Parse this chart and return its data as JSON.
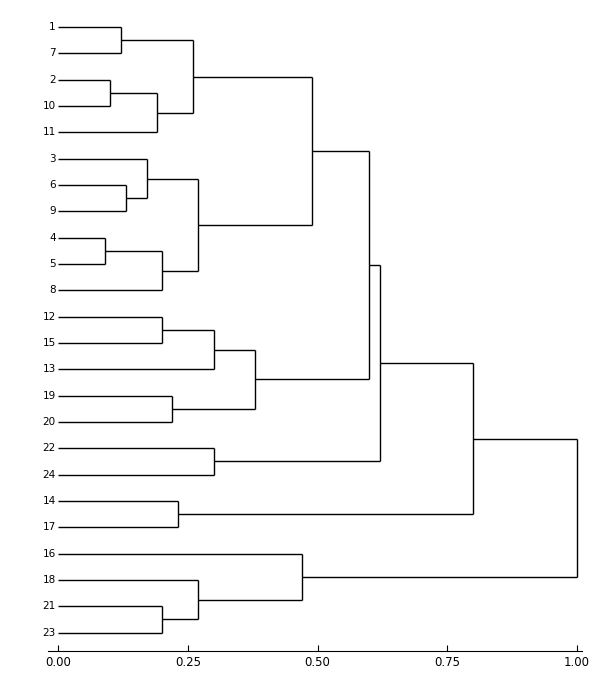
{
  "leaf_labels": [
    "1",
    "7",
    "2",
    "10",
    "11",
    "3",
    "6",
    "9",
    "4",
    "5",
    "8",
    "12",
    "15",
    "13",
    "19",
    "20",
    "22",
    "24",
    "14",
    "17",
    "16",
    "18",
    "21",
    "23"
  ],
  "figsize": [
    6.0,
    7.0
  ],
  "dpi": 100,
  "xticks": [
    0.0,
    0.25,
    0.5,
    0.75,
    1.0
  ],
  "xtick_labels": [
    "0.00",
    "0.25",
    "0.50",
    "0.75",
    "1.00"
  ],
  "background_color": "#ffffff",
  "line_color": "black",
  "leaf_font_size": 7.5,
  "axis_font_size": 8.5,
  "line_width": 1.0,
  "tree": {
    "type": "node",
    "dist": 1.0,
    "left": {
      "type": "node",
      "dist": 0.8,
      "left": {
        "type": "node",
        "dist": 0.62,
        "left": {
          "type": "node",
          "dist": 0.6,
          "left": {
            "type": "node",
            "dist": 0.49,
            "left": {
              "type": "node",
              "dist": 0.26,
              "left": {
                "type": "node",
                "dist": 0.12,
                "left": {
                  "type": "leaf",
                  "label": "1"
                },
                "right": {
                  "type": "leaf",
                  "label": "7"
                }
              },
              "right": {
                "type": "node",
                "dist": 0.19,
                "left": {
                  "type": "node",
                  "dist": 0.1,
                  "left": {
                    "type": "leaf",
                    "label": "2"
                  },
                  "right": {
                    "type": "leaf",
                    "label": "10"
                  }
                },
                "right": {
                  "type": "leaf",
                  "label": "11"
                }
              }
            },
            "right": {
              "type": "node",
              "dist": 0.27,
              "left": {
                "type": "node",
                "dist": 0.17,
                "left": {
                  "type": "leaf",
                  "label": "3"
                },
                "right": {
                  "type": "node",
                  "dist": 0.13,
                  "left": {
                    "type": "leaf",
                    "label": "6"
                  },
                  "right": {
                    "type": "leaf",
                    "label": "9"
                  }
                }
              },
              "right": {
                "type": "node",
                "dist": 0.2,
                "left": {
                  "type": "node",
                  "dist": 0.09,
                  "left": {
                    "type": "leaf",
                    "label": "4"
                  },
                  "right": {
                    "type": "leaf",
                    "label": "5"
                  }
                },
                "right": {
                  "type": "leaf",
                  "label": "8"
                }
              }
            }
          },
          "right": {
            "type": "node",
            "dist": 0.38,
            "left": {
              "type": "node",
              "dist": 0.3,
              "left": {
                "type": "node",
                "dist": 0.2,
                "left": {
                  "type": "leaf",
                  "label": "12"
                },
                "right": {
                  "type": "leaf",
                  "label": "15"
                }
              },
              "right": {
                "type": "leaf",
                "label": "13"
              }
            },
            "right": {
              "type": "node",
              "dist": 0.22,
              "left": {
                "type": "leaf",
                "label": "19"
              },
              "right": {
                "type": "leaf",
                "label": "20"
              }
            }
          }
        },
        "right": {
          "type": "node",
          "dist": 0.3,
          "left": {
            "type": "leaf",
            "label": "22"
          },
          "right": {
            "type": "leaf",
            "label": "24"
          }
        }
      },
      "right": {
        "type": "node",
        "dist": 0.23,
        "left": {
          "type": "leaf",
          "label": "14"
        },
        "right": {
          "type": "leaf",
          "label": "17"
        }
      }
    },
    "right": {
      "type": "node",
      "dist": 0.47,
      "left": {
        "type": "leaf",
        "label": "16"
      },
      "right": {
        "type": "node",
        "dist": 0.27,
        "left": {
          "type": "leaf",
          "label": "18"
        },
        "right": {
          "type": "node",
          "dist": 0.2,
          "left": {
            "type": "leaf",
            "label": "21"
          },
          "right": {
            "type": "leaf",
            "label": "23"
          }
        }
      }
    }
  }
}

**********

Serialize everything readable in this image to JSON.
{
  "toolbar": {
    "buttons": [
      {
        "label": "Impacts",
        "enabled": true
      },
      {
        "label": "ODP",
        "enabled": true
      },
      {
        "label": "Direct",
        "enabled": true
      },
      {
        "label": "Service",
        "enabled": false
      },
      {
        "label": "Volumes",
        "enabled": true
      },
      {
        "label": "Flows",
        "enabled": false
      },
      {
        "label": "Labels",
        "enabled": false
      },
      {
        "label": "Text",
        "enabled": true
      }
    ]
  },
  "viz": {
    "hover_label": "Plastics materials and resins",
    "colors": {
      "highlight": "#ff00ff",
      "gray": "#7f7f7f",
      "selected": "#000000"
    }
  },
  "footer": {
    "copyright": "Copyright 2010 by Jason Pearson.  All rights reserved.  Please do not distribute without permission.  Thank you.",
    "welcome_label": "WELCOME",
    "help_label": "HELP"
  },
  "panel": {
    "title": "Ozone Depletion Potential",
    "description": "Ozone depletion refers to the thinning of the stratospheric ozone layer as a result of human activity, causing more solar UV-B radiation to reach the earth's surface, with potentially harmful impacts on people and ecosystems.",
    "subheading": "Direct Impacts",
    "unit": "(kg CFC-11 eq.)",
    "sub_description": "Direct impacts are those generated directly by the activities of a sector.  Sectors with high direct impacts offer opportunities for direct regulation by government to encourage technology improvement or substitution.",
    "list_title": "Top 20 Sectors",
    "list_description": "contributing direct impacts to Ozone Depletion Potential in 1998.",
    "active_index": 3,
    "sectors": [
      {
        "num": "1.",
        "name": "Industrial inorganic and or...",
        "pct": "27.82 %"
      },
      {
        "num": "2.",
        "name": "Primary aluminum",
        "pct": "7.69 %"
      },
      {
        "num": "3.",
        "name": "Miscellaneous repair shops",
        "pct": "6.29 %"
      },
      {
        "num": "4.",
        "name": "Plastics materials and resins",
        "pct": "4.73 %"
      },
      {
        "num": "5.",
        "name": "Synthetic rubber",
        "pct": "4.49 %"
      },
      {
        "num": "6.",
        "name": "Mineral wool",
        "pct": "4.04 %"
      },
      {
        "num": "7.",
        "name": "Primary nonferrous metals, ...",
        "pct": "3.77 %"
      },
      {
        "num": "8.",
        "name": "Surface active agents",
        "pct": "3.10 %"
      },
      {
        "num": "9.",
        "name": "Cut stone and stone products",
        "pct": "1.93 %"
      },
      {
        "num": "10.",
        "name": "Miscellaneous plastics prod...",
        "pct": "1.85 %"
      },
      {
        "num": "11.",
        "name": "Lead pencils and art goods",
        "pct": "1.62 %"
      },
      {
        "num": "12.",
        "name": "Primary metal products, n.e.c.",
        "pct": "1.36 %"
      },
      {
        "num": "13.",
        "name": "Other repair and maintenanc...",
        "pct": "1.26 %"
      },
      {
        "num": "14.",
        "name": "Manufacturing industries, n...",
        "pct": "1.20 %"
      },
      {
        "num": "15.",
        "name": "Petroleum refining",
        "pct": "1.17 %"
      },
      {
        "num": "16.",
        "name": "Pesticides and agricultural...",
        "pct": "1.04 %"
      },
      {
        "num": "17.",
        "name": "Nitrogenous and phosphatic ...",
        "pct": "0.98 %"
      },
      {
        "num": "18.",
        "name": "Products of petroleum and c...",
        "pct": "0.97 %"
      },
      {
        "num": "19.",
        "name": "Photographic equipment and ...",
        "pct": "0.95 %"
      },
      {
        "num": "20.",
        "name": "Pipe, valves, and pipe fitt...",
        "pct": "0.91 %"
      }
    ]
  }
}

**********

**Task description**
Only lines holding the string "resins" are wanted; gather each one from the entries above.

**Answer to this exercise**
    "hover_label": "Plastics materials and resins",
        "name": "Plastics materials and resins",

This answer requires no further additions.